### INPUT ROWS ###
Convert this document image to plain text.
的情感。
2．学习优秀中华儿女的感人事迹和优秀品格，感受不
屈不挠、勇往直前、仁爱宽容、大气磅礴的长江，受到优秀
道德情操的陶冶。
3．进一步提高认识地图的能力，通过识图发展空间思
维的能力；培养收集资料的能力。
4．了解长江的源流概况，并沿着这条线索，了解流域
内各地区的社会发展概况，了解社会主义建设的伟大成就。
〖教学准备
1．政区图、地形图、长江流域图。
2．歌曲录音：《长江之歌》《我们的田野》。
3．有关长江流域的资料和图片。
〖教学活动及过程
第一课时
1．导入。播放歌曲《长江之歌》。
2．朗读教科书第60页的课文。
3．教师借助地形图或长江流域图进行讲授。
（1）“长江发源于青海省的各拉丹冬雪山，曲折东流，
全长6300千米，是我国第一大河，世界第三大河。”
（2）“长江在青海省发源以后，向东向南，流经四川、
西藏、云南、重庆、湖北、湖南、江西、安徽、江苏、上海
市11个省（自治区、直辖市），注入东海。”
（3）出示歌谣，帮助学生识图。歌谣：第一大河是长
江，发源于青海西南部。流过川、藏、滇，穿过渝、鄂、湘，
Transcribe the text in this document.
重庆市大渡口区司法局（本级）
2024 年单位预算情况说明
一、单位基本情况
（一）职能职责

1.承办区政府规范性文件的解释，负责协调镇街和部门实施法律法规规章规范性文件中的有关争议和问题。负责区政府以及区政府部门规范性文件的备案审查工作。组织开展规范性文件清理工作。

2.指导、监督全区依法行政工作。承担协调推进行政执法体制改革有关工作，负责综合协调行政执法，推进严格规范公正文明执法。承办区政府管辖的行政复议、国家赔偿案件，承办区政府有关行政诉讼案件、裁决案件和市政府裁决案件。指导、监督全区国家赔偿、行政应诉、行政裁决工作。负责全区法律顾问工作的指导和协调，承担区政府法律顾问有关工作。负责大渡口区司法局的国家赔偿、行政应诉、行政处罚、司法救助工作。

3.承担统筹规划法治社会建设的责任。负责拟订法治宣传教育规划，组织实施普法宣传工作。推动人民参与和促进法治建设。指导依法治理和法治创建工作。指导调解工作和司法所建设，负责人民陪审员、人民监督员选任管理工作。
###
> WHAT YOU SHOULD DO
Copy the records above exactly.

> OUTPUT OF THE EXERCISE
Convert this document image to plain text.
的情感。
2．学习优秀中华儿女的感人事迹和优秀品格，感受不
屈不挠、勇往直前、仁爱宽容、大气磅礴的长江，受到优秀
道德情操的陶冶。
3．进一步提高认识地图的能力，通过识图发展空间思
维的能力；培养收集资料的能力。
4．了解长江的源流概况，并沿着这条线索，了解流域
内各地区的社会发展概况，了解社会主义建设的伟大成就。
〖教学准备
1．政区图、地形图、长江流域图。
2．歌曲录音：《长江之歌》《我们的田野》。
3．有关长江流域的资料和图片。
〖教学活动及过程
第一课时
1．导入。播放歌曲《长江之歌》。
2．朗读教科书第60页的课文。
3．教师借助地形图或长江流域图进行讲授。
（1）“长江发源于青海省的各拉丹冬雪山，曲折东流，
全长6300千米，是我国第一大河，世界第三大河。”
（2）“长江在青海省发源以后，向东向南，流经四川、
西藏、云南、重庆、湖北、湖南、江西、安徽、江苏、上海
市11个省（自治区、直辖市），注入东海。”
（3）出示歌谣，帮助学生识图。歌谣：第一大河是长
江，发源于青海西南部。流过川、藏、滇，穿过渝、鄂、湘，
Transcribe the text in this document.
重庆市大渡口区司法局（本级）
2024 年单位预算情况说明
一、单位基本情况
（一）职能职责

1.承办区政府规范性文件的解释，负责协调镇街和部门实施法律法规规章规范性文件中的有关争议和问题。负责区政府以及区政府部门规范性文件的备案审查工作。组织开展规范性文件清理工作。

2.指导、监督全区依法行政工作。承担协调推进行政执法体制改革有关工作，负责综合协调行政执法，推进严格规范公正文明执法。承办区政府管辖的行政复议、国家赔偿案件，承办区政府有关行政诉讼案件、裁决案件和市政府裁决案件。指导、监督全区国家赔偿、行政应诉、行政裁决工作。负责全区法律顾问工作的指导和协调，承担区政府法律顾问有关工作。负责大渡口区司法局的国家赔偿、行政应诉、行政处罚、司法救助工作。

3.承担统筹规划法治社会建设的责任。负责拟订法治宣传教育规划，组织实施普法宣传工作。推动人民参与和促进法治建设。指导依法治理和法治创建工作。指导调解工作和司法所建设，负责人民陪审员、人民监督员选任管理工作。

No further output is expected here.